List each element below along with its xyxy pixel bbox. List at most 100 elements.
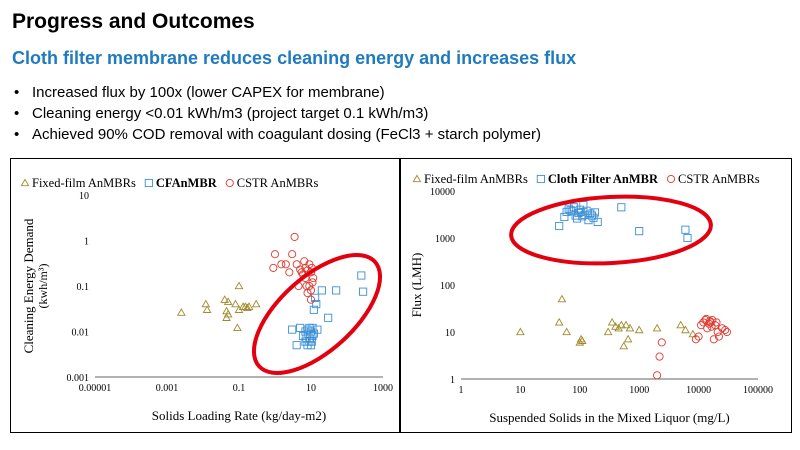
data-point-cloth-filter <box>312 300 321 309</box>
legend-label-fixed-film: Fixed-film AnMBRs <box>424 172 528 186</box>
bullet-item: Increased flux by 100x (lower CAPEX for … <box>14 82 541 103</box>
data-point-cstr <box>712 318 721 327</box>
data-point-fixed-film <box>577 336 587 344</box>
data-point-fixed-film <box>557 294 567 303</box>
legend-label-cloth-filter: CFAnMBR <box>156 176 218 190</box>
data-point-fixed-film <box>607 317 617 326</box>
data-point-cstr <box>281 260 290 269</box>
y-tick-label: 10 <box>445 328 455 339</box>
data-point-cloth-filter <box>569 203 579 212</box>
data-point-cstr <box>306 295 316 304</box>
y-tick-label: 0.01 <box>72 328 90 339</box>
y-tick-label: 0.1 <box>77 282 90 293</box>
y-tick-label: 100 <box>440 281 455 292</box>
x-tick-label: 0.00001 <box>79 383 112 394</box>
data-point-cloth-filter <box>324 313 333 322</box>
bullet-item: Achieved 90% COD removal with coagulant … <box>14 124 541 145</box>
y-tick-label: 10000 <box>430 187 455 198</box>
data-point-fixed-film <box>554 317 564 326</box>
y-axis-label: Flux (LMH) <box>409 253 424 318</box>
data-point-fixed-film <box>176 308 186 316</box>
data-point-cstr <box>653 371 662 380</box>
data-point-cstr <box>697 321 706 330</box>
data-point-cstr <box>292 260 301 269</box>
data-point-fixed-film <box>625 323 635 332</box>
y-tick-label: 1 <box>450 375 455 386</box>
data-point-cstr <box>713 327 722 337</box>
data-point-fixed-film <box>251 299 261 308</box>
legend-marker-fixed-film <box>412 174 422 183</box>
x-tick-label: 1000 <box>629 385 649 396</box>
data-point-cloth-filter <box>560 212 569 222</box>
data-point-cloth-filter <box>317 286 326 295</box>
flux-chart-panel: 1 10 100 1000 10000 100000 1 10 100 1000 10000 Susp… <box>400 158 792 433</box>
y-tick-label: 1 <box>84 237 89 248</box>
data-point-fixed-film <box>231 299 240 308</box>
data-point-fixed-film <box>201 299 211 308</box>
x-tick-label: 1000 <box>373 383 393 394</box>
data-point-cloth-filter <box>357 271 366 280</box>
data-point-fixed-film <box>681 325 690 334</box>
y-tick-label: 0.001 <box>67 373 90 384</box>
data-point-cstr <box>308 278 317 287</box>
data-point-cstr <box>706 318 715 327</box>
bullet-item: Cleaning energy <0.01 kWh/m3 (project ta… <box>14 103 541 124</box>
x-tick-label: 10 <box>306 383 316 394</box>
x-axis-label: Suspended Solids in the Mixed Liquor (mg… <box>489 410 729 425</box>
slide-title: Progress and Outcomes <box>12 10 255 33</box>
data-point-cloth-filter <box>308 331 317 340</box>
legend-label-cloth-filter: Cloth Filter AnMBR <box>548 172 659 186</box>
data-point-cstr <box>290 232 299 241</box>
y-axis-units-label: (kwh/m³) <box>36 264 50 309</box>
data-point-fixed-film <box>234 281 244 290</box>
data-point-fixed-film <box>616 320 626 329</box>
legend-marker-cloth-filter <box>144 178 153 188</box>
x-tick-label: 10000 <box>686 385 711 396</box>
data-point-fixed-film <box>222 313 231 321</box>
data-point-fixed-film <box>634 325 644 334</box>
data-point-fixed-film <box>516 327 525 336</box>
legend-marker-fixed-film <box>20 178 30 187</box>
data-point-cloth-filter <box>292 341 301 350</box>
data-point-cstr <box>703 324 712 333</box>
y-axis-label: Cleaning Energy Demand <box>21 218 36 353</box>
data-point-cloth-filter <box>589 213 598 222</box>
data-point-fixed-film <box>202 305 212 313</box>
data-point-cloth-filter <box>587 211 596 220</box>
data-point-fixed-film <box>223 297 233 305</box>
data-point-fixed-film <box>676 320 686 329</box>
data-point-cloth-filter <box>311 293 320 302</box>
flux-chart: 1 10 100 1000 10000 100000 1 10 100 1000 10000 Susp… <box>409 172 773 425</box>
data-point-cstr <box>285 268 294 277</box>
data-point-cloth-filter <box>590 208 600 217</box>
data-point-cloth-filter <box>683 233 692 243</box>
data-point-fixed-film <box>652 323 662 332</box>
data-point-cstr <box>657 338 666 347</box>
data-point-fixed-film <box>223 309 233 318</box>
data-point-cloth-filter <box>308 323 317 332</box>
x-tick-label: 0.1 <box>233 383 246 394</box>
highlight-ellipse <box>251 253 383 375</box>
cleaning-energy-chart-panel: 0.00001 0.001 0.1 10 1000 0.001 0.01 0.1 1 10 Soli… <box>10 158 400 433</box>
data-point-cstr <box>655 352 664 361</box>
data-point-fixed-film <box>220 295 230 303</box>
highlight-ellipse <box>509 194 713 266</box>
y-tick-label: 1000 <box>435 234 455 245</box>
data-point-fixed-film <box>244 302 254 310</box>
slide-subtitle: Cloth filter membrane reduces cleaning e… <box>12 48 577 68</box>
data-point-cstr <box>277 260 286 269</box>
data-point-cstr <box>714 332 723 341</box>
data-point-cloth-filter <box>332 286 341 295</box>
data-point-fixed-film <box>623 334 633 343</box>
data-point-cloth-filter <box>635 227 644 236</box>
x-tick-label: 1 <box>459 385 464 396</box>
x-tick-label: 10 <box>515 385 525 396</box>
legend-marker-cstr <box>666 174 676 184</box>
data-point-fixed-film <box>619 341 629 350</box>
legend-label-cstr: CSTR AnMBRs <box>237 176 319 190</box>
data-point-fixed-film <box>562 327 571 336</box>
legend-label-fixed-film: Fixed-film AnMBRs <box>32 176 136 190</box>
x-tick-label: 0.001 <box>156 383 179 394</box>
data-point-cstr <box>708 315 717 325</box>
x-tick-label: 100 <box>572 385 587 396</box>
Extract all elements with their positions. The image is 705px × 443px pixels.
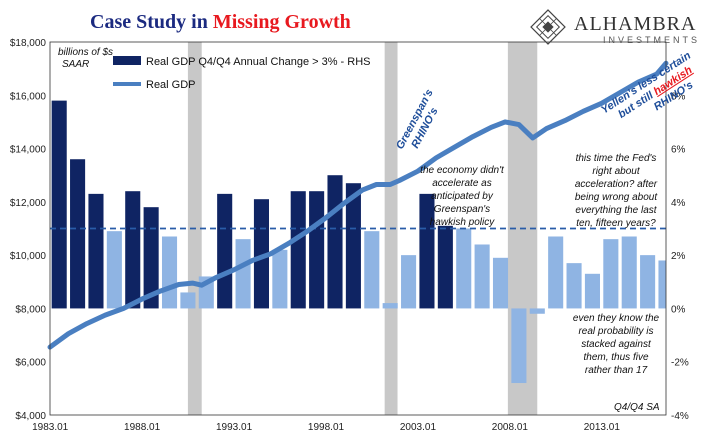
bar-2000 <box>364 231 380 309</box>
right-tick-label: 6% <box>671 145 686 156</box>
fed-line4: being wrong about <box>575 192 659 203</box>
fed-annotation: this time the Fed's right about accelera… <box>575 153 659 229</box>
bar-1995 <box>272 249 288 309</box>
fed-line6: ten, fifteen years? <box>576 218 656 229</box>
fed-line3: acceleration? after <box>575 179 658 190</box>
fed-line5: everything the last <box>575 205 657 216</box>
x-tick-label: 2003.01 <box>400 422 437 433</box>
right-tick-label: 8% <box>671 91 686 102</box>
right-tick-label: 2% <box>671 251 686 262</box>
alhambra-logo: ALHAMBRA INVESTMENTS <box>530 9 700 45</box>
bar-1999 <box>345 183 361 309</box>
probability-line3: stacked against <box>581 339 652 350</box>
economy-annotation: the economy didn't accelerate as anticip… <box>420 165 505 228</box>
left-tick-label: $16,000 <box>10 91 47 102</box>
bar-2004 <box>437 225 453 309</box>
bar-2003 <box>419 193 435 309</box>
bar-2005 <box>456 228 472 309</box>
fed-line1: this time the Fed's <box>576 153 657 164</box>
logo-mark <box>530 9 566 45</box>
left-tick-label: $10,000 <box>10 251 47 262</box>
bar-2007 <box>492 257 509 309</box>
x-tick-label: 1993.01 <box>216 422 253 433</box>
bar-1987 <box>125 191 141 309</box>
footnote: Q4/Q4 SA <box>614 402 660 413</box>
annual-change-bars <box>51 100 666 384</box>
bar-1992 <box>217 193 233 309</box>
bar-1985 <box>88 193 104 309</box>
units-label-line2: SAAR <box>62 59 89 70</box>
bar-2006 <box>474 244 490 309</box>
right-tick-label: -2% <box>671 358 689 369</box>
bar-1983 <box>51 100 67 309</box>
probability-line4: them, thus five <box>583 352 648 363</box>
bar-1998 <box>327 175 343 309</box>
probability-annotation: even they know the real probability is s… <box>573 313 660 376</box>
real-gdp-line <box>47 60 669 350</box>
left-axis-ticks: $4,000 $6,000 $8,000 $10,000 $12,000 $14,000 $… <box>10 38 47 422</box>
logo-subtitle: INVESTMENTS <box>603 35 700 45</box>
bar-1988 <box>143 207 159 309</box>
left-tick-label: $8,000 <box>15 304 46 315</box>
plot-frame <box>49 41 667 416</box>
legend-bar-swatch <box>113 56 141 65</box>
bar-2012 <box>584 273 600 309</box>
left-tick-label: $12,000 <box>10 198 47 209</box>
logo-name: ALHAMBRA <box>574 13 696 35</box>
economy-line3: anticipated by <box>431 191 494 202</box>
bar-1989 <box>161 236 178 309</box>
bar-2013 <box>603 239 619 309</box>
bar-1990 <box>180 292 196 309</box>
probability-line5: rather than 17 <box>585 365 648 376</box>
legend-bar-label: Real GDP Q4/Q4 Annual Change > 3% - RHS <box>146 56 371 68</box>
left-tick-label: $18,000 <box>10 38 47 49</box>
right-tick-label: -4% <box>671 411 689 422</box>
bar-1984 <box>70 159 86 309</box>
x-tick-label: 1998.01 <box>308 422 345 433</box>
probability-line2: real probability is <box>578 326 653 337</box>
economy-line4: Greenspan's <box>434 204 490 215</box>
greenspan-annotation: Greenspan's RHINO's <box>394 87 441 151</box>
right-tick-label: 0% <box>671 304 686 315</box>
probability-line1: even they know the <box>573 313 660 324</box>
chart-title: Case Study in Missing Growth <box>90 11 351 33</box>
legend-line-label: Real GDP <box>146 79 196 91</box>
chart-title-part1: Case Study in <box>90 11 213 33</box>
x-tick-label: 2013.01 <box>584 422 621 433</box>
fed-line2: right about <box>592 166 640 177</box>
bar-2008 <box>511 308 527 384</box>
units-label-line1: billions of $s <box>58 47 113 58</box>
bar-2011 <box>566 263 582 309</box>
economy-line5: hawkish policy <box>430 217 495 228</box>
bar-1996 <box>290 191 306 309</box>
economy-line2: accelerate as <box>432 178 491 189</box>
chart-title-part2: Missing Growth <box>213 11 351 33</box>
left-tick-label: $14,000 <box>10 145 47 156</box>
bar-1997 <box>309 191 325 309</box>
x-tick-label: 1988.01 <box>124 422 161 433</box>
bar-1993 <box>235 239 251 309</box>
bar-1986 <box>106 231 122 309</box>
left-tick-label: $6,000 <box>15 358 46 369</box>
right-tick-label: 4% <box>671 198 686 209</box>
bar-2014 <box>621 236 637 309</box>
bar-2009 <box>529 308 545 314</box>
economy-line1: the economy didn't <box>420 165 505 176</box>
bar-2016 <box>658 260 666 309</box>
bar-2015 <box>640 255 656 309</box>
left-tick-label: $4,000 <box>15 411 46 422</box>
bar-2010 <box>548 236 564 309</box>
bar-2001 <box>382 303 398 309</box>
legend: Real GDP Q4/Q4 Annual Change > 3% - RHS … <box>113 56 371 91</box>
x-tick-label: 2008.01 <box>492 422 529 433</box>
x-tick-label: 1983.01 <box>32 422 69 433</box>
bar-2002 <box>401 255 417 309</box>
right-axis-ticks: -4% -2% 0% 2% 4% 6% 8% <box>671 91 689 422</box>
bar-1994 <box>253 199 270 309</box>
x-axis-ticks: 1983.01 1988.01 1993.01 1998.01 2003.01 2008.… <box>32 422 620 433</box>
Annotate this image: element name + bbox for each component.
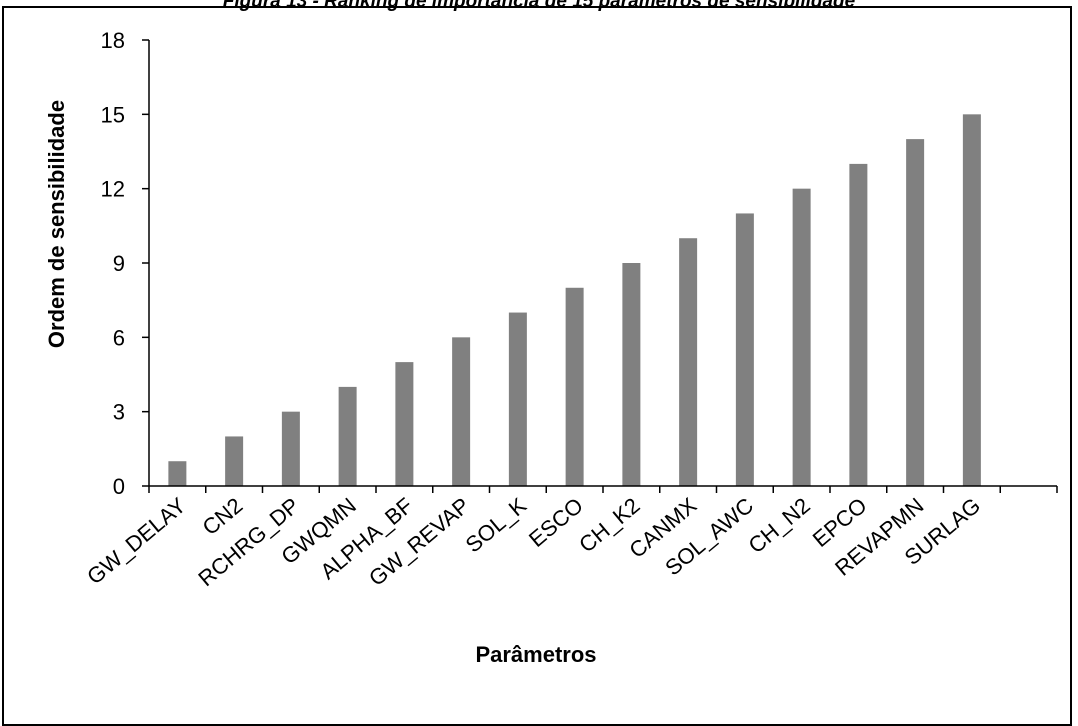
bar-chart: 0 3 6 9 12 15 18 GW_DELAY CN2RCHRG_DPGWQMNALPHA… [44,28,1058,667]
bar-gwqmn [338,386,357,486]
bars [168,114,981,486]
y-tick-label: 3 [113,400,125,425]
bar-cn2 [225,436,244,486]
bar-canmx [679,238,698,486]
bar-sol-awc [735,213,754,486]
y-tick-label: 18 [101,28,125,53]
x-tick-label: GW_DELAY [82,492,191,589]
x-axis-title: Parâmetros [475,642,596,667]
bar-alpha-bf [395,362,414,486]
y-tick-label: 6 [113,325,125,350]
axis-ticks [142,39,1058,493]
y-axis-title: Ordem de sensibilidade [44,100,69,348]
x-tick-label: CH_N2 [744,493,815,559]
bar-ch-k2 [622,263,641,486]
bar-surlag [962,114,981,486]
bar-esco [565,287,584,486]
x-tick-labels: GW_DELAY CN2RCHRG_DPGWQMNALPHA_BFGW_REVAP… [82,492,985,591]
bar-ch-n2 [792,188,811,486]
y-tick-label: 0 [113,474,125,499]
y-tick-label: 9 [113,251,125,276]
bar-revapmn [906,139,925,486]
bar-gw-revap [452,337,471,486]
y-tick-label: 12 [101,177,125,202]
bar-rchrg-dp [281,411,300,486]
y-tick-label: 15 [101,102,125,127]
bar-epco [849,163,868,486]
bar-gw-delay [168,461,187,486]
bar-sol-k [508,312,527,486]
x-tick-label: SOL_K [461,492,532,557]
y-tick-labels: 0 3 6 9 12 15 18 [101,28,125,499]
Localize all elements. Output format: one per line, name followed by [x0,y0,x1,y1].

○ ○ ○ ○ ○ ○ ○

[DIRECTIONS FOR THIS TASK]:
Rewrite the lines starting with the one containing "bar-chart: 0 3" and going on through the one containing "bar-esco [565,287,584,486]", putting "x-axis-label" wherever "x-axis-title" appears and leaving everything else the same.

[RESPONSE TO THE EXERCISE]:
bar-chart: 0 3 6 9 12 15 18 GW_DELAY CN2RCHRG_DPGWQMNALPHA… [44,28,1058,667]
bar-gwqmn [338,386,357,486]
bars [168,114,981,486]
y-tick-label: 3 [113,400,125,425]
bar-cn2 [225,436,244,486]
bar-canmx [679,238,698,486]
bar-sol-awc [735,213,754,486]
y-tick-label: 18 [101,28,125,53]
x-tick-label: GW_DELAY [82,492,191,589]
x-axis-label: Parâmetros [475,642,596,667]
bar-alpha-bf [395,362,414,486]
y-tick-label: 6 [113,325,125,350]
axis-ticks [142,39,1058,493]
y-axis-title: Ordem de sensibilidade [44,100,69,348]
x-tick-label: CH_N2 [744,493,815,559]
bar-ch-k2 [622,263,641,486]
bar-surlag [962,114,981,486]
bar-esco [565,287,584,486]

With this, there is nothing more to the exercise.